--- Begin ---
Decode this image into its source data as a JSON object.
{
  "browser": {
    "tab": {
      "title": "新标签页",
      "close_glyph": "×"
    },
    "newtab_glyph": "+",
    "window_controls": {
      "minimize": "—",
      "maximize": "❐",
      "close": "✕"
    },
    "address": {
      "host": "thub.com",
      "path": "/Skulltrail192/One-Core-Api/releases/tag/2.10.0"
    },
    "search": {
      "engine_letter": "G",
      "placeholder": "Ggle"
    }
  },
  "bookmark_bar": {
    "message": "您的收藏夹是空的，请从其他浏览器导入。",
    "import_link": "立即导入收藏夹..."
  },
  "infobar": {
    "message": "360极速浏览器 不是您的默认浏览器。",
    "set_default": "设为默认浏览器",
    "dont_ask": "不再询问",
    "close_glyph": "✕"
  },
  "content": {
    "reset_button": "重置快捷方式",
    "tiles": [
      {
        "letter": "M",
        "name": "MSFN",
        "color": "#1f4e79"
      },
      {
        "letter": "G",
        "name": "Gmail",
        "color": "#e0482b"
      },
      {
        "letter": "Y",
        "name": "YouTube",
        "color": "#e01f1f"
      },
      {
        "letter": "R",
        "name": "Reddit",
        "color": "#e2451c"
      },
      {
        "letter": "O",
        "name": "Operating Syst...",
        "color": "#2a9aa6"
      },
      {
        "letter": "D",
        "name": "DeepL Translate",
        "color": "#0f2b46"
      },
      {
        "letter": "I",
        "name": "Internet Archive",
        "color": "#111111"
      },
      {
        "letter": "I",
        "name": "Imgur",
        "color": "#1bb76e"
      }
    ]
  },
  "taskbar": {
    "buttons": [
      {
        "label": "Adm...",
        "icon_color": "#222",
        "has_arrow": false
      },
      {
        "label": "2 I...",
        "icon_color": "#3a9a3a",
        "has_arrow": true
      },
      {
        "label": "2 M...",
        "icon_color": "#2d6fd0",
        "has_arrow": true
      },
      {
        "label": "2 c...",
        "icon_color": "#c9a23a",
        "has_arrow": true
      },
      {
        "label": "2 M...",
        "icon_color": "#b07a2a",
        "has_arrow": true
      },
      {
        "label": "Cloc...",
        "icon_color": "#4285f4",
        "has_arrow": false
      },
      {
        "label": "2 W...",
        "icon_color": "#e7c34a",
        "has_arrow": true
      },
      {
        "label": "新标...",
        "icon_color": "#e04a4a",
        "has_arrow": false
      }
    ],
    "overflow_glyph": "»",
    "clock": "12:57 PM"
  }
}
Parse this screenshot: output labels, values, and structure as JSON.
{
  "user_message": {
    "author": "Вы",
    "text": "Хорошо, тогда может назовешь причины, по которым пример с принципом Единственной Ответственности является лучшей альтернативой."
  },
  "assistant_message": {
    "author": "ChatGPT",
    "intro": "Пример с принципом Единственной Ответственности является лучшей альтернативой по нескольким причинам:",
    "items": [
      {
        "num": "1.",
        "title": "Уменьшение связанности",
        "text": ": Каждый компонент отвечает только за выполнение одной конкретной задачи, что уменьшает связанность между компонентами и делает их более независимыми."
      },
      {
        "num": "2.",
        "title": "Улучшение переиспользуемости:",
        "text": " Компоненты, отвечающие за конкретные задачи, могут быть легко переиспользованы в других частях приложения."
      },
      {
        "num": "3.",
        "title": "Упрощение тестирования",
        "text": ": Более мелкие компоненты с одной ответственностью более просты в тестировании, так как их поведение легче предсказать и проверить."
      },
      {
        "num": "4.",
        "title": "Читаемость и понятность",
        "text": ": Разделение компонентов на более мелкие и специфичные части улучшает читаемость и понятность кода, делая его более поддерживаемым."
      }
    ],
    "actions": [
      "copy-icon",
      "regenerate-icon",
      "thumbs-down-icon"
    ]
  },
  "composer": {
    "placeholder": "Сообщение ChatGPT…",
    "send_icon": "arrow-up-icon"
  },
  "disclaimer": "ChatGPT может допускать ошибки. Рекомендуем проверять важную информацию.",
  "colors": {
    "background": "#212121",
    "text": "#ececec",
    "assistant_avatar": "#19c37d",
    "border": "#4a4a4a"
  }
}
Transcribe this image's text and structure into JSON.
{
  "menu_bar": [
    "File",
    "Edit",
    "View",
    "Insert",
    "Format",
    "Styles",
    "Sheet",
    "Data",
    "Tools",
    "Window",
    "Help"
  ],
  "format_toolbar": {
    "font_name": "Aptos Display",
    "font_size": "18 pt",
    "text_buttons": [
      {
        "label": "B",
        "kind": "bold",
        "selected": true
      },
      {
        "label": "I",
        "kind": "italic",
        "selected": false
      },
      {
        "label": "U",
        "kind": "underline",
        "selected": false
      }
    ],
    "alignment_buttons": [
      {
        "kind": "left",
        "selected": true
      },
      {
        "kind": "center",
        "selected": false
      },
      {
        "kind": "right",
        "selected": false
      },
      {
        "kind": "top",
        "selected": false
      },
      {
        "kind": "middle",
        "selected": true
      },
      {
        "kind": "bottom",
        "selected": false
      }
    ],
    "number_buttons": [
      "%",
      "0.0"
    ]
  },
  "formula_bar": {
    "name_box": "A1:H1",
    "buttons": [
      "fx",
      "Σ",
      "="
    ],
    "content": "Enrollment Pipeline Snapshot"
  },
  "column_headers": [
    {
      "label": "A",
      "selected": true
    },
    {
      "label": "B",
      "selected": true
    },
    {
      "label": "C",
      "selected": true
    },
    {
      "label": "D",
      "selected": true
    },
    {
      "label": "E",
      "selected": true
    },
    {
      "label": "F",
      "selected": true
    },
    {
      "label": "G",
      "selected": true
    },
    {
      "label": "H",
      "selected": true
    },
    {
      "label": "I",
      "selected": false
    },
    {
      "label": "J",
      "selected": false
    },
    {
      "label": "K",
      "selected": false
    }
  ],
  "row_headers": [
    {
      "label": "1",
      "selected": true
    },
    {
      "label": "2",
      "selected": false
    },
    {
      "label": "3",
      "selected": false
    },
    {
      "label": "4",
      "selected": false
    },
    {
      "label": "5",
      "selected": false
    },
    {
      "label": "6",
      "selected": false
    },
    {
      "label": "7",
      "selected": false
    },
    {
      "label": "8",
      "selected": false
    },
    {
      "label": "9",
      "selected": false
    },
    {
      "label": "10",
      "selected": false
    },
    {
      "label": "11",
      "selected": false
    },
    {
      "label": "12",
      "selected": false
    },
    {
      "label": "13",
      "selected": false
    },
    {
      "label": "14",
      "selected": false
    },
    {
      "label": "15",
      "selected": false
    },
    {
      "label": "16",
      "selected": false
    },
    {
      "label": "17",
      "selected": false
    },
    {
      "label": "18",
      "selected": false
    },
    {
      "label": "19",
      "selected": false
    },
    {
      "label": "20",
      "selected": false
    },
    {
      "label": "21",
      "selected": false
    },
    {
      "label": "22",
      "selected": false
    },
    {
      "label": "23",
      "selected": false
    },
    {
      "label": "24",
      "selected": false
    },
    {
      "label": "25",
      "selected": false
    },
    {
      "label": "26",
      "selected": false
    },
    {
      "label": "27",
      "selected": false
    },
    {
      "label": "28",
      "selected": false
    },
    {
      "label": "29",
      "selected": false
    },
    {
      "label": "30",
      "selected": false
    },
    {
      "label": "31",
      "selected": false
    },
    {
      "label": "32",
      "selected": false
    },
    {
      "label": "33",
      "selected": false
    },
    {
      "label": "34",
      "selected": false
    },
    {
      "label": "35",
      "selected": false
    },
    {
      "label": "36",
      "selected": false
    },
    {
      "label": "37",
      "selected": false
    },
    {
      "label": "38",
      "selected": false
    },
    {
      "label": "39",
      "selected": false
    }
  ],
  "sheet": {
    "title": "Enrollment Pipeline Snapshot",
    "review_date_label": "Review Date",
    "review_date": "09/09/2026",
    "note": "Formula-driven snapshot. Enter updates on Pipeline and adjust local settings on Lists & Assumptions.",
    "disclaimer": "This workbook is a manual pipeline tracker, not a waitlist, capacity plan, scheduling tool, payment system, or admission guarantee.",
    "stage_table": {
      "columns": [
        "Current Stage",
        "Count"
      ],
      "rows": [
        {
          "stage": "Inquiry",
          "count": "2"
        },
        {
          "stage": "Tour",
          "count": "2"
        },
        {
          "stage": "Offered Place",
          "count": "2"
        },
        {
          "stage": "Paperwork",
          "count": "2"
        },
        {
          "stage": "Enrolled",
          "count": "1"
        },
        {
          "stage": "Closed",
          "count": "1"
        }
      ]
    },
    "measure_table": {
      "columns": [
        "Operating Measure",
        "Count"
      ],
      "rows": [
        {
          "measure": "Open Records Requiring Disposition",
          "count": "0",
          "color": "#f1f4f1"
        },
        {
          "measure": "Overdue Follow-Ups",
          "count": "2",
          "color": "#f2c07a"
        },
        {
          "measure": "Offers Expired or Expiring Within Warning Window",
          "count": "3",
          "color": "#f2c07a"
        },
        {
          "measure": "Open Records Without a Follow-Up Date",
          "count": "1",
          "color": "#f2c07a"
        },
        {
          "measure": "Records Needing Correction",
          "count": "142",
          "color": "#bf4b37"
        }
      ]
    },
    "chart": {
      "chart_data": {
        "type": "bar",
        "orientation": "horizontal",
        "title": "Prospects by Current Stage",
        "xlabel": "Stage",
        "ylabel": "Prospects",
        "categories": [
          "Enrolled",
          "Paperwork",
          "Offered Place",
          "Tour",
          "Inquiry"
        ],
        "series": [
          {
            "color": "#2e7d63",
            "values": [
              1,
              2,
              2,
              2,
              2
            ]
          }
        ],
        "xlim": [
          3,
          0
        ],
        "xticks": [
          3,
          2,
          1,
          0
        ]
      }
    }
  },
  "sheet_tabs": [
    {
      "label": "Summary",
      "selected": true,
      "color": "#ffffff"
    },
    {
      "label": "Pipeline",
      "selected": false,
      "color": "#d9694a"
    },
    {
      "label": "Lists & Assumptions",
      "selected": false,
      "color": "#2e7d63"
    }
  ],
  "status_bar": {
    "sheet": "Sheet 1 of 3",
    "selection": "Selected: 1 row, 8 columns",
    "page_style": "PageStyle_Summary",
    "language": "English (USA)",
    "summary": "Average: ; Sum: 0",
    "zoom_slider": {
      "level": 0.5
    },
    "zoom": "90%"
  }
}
--- End ---
#### Aim of the task:
Copy out every line holding the string "Enrollment".

#### Written answer:
    "content": "Enrollment Pipeline Snapshot"
    "title": "Enrollment Pipeline Snapshot",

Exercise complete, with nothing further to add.